* **Objective**:
Return every line of the items below verbatim, without changing a single character.

------------------------------------

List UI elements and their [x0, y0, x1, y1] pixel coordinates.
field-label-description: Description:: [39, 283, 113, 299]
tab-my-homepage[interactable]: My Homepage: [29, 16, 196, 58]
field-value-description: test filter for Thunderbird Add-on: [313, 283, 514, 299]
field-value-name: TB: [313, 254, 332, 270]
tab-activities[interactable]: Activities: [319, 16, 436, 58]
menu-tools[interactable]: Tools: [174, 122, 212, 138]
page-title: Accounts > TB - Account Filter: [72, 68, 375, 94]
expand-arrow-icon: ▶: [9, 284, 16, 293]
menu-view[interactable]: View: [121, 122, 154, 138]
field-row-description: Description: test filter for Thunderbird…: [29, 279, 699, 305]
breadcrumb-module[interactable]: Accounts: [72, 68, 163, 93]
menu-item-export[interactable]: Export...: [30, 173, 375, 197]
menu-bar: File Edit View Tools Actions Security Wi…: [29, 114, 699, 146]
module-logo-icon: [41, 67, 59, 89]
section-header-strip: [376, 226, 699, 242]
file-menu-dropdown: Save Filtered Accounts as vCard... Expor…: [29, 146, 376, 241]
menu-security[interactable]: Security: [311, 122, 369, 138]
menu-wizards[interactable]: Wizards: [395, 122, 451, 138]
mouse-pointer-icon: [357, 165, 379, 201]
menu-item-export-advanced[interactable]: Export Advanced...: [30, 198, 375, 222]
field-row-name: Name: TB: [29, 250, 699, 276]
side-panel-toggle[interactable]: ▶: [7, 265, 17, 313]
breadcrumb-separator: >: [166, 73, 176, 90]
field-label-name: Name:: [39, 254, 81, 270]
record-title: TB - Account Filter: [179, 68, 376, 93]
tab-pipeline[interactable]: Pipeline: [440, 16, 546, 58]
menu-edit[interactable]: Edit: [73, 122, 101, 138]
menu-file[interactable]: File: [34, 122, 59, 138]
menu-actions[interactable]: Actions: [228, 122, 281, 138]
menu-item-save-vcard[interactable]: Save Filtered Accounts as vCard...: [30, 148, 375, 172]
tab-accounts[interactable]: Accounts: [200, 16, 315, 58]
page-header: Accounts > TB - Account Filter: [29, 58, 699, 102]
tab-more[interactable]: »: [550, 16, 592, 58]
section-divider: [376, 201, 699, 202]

------------------------------------

* **Answer in full**:
List UI elements and their [x0, y0, x1, y1] pixel coordinates.
field-label-description: Description:: [39, 283, 113, 299]
tab-my-homepage[interactable]: My Homepage: [29, 16, 196, 58]
field-value-description: test filter for Thunderbird Add-on: [313, 283, 514, 299]
field-value-name: TB: [313, 254, 332, 270]
tab-activities[interactable]: Activities: [319, 16, 436, 58]
menu-tools[interactable]: Tools: [174, 122, 212, 138]
page-title: Accounts > TB - Account Filter: [72, 68, 375, 94]
expand-arrow-icon: ▶: [9, 284, 16, 293]
menu-view[interactable]: View: [121, 122, 154, 138]
field-row-description: Description: test filter for Thunderbird…: [29, 279, 699, 305]
breadcrumb-module[interactable]: Accounts: [72, 68, 163, 93]
menu-item-export[interactable]: Export...: [30, 173, 375, 197]
menu-bar: File Edit View Tools Actions Security Wi…: [29, 114, 699, 146]
module-logo-icon: [41, 67, 59, 89]
section-header-strip: [376, 226, 699, 242]
file-menu-dropdown: Save Filtered Accounts as vCard... Expor…: [29, 146, 376, 241]
menu-security[interactable]: Security: [311, 122, 369, 138]
menu-wizards[interactable]: Wizards: [395, 122, 451, 138]
mouse-pointer-icon: [357, 165, 379, 201]
menu-item-export-advanced[interactable]: Export Advanced...: [30, 198, 375, 222]
field-row-name: Name: TB: [29, 250, 699, 276]
side-panel-toggle[interactable]: ▶: [7, 265, 17, 313]
breadcrumb-separator: >: [166, 73, 176, 90]
field-label-name: Name:: [39, 254, 81, 270]
record-title: TB - Account Filter: [179, 68, 376, 93]
tab-pipeline[interactable]: Pipeline: [440, 16, 546, 58]
menu-edit[interactable]: Edit: [73, 122, 101, 138]
menu-file[interactable]: File: [34, 122, 59, 138]
menu-actions[interactable]: Actions: [228, 122, 281, 138]
menu-item-save-vcard[interactable]: Save Filtered Accounts as vCard...: [30, 148, 375, 172]
tab-accounts[interactable]: Accounts: [200, 16, 315, 58]
page-header: Accounts > TB - Account Filter: [29, 58, 699, 102]
tab-more[interactable]: »: [550, 16, 592, 58]
section-divider: [376, 201, 699, 202]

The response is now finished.